+++ Excerpt provided +++

International charity organisation, ActionAid has accused British sugar giant, Associated British Foods (ABF), of avoiding tax in Zambia.

According to a report released by ActionAid titled “Sweet Nothings”, ABF’s Zambian unit, Zambia Sugar, has made profits of $123 million in Zambia since 2007 but paid virtually no corporate tax. It says Zambia Sugar used the tax system to move $83.7 million out of the country into tax havens like Ireland, Mauritius and the Netherlands; thereby reducing tax profits.

“We estimate that Zambia has lost tax revenues of some $17.7 million since 2007, when ABF took over the Illovo sugar group,” ActionAid said.

The report, which is the production of a year-long investigation into corporate tax avoidance in Zambia also accused ABF of “exploiting two separate tax breaks originally intended respectively for domestic Zambian farmers and big foreign investors.”

London-headquartered ABF is the producer of brands such as Silver Spoon sugar, Kingsmill Bread and Twinings tea.

It has since denied the allegations made by ActionAid.

A statement released by ABF on its website said its Zambian Unit “denies emphatically that it is engaged in anything illegal, immoral or in any way designed to reduce the tax rightly payable to the Zambian government.”

+++

Task 1
Summarize the article about ActionAid's tax accusation against Associated British Foods in two sentences.
Task 2
According to the article about ActionAid's tax accusation, how much tax revenue does ActionAid estimate Zambia has lost since 2007?

+++ Given entries +++

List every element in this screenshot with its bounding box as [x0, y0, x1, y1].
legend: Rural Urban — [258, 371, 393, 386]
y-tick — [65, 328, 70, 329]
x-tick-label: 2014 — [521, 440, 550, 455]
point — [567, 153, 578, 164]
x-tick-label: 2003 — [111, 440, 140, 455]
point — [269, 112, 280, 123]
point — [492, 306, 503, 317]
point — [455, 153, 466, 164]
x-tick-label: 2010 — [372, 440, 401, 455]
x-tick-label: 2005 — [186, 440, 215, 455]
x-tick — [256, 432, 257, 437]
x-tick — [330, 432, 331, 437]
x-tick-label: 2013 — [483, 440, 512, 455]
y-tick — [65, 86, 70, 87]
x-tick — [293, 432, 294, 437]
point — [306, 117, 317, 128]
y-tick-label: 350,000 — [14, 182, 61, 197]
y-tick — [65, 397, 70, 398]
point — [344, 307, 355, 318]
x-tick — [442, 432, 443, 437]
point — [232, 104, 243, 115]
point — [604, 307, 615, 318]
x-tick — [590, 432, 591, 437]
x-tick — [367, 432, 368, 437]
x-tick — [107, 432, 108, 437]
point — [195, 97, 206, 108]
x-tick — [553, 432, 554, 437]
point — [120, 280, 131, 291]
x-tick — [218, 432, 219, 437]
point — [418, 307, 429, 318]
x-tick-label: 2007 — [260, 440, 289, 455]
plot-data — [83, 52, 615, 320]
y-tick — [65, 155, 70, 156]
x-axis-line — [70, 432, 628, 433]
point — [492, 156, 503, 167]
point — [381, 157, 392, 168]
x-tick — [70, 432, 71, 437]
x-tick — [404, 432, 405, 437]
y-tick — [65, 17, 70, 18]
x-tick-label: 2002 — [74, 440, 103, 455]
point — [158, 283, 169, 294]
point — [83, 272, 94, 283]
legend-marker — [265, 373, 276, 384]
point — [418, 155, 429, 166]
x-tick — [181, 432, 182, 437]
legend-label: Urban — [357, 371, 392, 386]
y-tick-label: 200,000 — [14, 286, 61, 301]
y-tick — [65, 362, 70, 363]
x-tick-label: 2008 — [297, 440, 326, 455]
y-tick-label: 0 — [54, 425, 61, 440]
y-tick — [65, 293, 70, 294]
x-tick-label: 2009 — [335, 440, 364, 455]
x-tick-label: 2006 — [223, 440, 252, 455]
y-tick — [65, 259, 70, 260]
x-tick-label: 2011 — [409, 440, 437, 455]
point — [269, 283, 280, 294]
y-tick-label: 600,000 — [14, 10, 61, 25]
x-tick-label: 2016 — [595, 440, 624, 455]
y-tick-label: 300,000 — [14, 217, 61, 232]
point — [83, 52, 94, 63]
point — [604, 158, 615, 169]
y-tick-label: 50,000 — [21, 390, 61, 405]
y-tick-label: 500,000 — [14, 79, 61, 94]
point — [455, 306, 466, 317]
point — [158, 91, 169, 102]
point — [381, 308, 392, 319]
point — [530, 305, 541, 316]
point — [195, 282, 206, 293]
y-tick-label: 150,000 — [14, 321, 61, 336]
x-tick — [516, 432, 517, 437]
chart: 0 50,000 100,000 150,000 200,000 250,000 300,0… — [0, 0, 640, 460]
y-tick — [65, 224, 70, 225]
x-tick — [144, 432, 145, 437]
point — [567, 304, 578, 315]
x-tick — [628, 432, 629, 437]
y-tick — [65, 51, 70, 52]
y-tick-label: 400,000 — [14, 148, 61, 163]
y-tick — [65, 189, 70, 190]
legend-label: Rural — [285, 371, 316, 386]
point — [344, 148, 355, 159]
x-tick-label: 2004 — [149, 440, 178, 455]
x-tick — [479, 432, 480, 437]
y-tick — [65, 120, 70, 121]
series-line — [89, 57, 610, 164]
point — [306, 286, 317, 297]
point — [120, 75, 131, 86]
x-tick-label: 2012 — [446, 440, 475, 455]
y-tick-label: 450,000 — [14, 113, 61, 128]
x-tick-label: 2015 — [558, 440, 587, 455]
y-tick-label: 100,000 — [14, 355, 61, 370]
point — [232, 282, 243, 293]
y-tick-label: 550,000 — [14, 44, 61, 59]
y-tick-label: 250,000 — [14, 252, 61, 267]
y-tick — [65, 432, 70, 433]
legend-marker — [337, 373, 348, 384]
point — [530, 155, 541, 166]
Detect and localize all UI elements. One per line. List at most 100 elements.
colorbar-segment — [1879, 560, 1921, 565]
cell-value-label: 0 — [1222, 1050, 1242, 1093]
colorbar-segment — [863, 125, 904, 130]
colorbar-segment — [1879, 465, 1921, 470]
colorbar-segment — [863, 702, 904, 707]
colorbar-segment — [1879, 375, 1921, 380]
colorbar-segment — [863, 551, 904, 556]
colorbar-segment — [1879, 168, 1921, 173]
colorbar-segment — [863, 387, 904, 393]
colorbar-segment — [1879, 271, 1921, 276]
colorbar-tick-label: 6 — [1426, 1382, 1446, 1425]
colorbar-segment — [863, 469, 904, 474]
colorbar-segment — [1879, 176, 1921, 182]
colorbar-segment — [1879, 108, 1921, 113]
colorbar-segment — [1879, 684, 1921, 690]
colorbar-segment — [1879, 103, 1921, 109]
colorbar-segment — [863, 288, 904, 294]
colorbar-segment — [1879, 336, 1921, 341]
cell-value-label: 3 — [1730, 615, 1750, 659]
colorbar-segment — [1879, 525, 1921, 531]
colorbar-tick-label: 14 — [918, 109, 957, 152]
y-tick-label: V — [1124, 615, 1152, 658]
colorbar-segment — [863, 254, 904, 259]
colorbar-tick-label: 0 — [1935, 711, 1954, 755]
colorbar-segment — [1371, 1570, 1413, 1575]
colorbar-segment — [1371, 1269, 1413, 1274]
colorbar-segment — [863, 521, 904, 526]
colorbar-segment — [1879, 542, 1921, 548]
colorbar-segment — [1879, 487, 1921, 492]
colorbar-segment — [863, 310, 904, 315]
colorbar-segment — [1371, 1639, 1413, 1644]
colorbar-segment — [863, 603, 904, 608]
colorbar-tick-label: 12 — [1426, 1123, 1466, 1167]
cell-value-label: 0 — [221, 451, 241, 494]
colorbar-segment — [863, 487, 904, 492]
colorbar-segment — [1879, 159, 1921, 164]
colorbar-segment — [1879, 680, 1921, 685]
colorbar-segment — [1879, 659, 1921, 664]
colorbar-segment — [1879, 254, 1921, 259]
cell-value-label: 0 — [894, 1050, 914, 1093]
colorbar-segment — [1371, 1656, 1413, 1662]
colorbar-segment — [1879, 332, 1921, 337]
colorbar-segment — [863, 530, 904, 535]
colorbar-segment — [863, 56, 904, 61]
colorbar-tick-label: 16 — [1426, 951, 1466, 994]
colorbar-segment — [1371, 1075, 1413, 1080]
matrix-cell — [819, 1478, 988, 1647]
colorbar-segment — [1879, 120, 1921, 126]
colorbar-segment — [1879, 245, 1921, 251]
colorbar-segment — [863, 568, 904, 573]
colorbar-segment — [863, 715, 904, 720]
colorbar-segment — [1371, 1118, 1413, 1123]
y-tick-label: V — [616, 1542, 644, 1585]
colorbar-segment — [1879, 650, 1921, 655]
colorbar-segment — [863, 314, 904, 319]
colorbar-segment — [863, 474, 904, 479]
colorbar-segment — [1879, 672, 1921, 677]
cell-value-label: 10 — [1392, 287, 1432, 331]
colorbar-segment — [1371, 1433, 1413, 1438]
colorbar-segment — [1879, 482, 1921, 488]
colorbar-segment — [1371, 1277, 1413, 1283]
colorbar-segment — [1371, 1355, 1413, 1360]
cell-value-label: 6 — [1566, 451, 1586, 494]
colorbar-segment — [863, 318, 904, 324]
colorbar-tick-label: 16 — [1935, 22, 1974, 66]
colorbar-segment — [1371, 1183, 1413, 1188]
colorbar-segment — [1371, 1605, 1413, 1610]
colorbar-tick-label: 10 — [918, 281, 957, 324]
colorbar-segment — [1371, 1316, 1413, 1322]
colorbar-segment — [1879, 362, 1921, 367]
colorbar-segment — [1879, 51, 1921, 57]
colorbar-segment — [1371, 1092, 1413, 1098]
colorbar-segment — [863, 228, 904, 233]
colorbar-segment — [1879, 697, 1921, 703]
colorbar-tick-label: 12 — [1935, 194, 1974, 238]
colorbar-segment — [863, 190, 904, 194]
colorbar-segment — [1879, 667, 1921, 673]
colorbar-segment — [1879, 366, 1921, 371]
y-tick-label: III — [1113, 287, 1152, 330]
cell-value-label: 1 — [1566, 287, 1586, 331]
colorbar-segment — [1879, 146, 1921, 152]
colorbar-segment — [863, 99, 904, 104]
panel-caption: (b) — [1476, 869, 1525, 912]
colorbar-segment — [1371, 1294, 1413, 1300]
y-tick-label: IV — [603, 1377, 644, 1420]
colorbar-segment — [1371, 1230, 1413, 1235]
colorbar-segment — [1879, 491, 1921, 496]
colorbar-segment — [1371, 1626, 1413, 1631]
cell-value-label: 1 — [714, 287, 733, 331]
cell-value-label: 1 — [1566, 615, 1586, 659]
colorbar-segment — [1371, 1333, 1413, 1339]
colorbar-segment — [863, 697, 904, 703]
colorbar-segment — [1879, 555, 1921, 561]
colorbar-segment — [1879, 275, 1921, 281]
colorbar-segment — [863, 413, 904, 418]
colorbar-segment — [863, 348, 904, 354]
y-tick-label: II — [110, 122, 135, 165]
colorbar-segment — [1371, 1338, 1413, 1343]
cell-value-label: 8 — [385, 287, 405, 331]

+++

Written response 1
ActionAid's report "Sweet Nothings" accuses Associated British Foods (ABF) of avoiding tax in Zambia. The report says ABF's Zambian unit, Zambia Sugar, made $123 million in profits since 2007 while paying virtually no corporate tax and moved $83.7 million into tax havens, allegations that ABF has denied.

Written response 2
Some $17.7 million.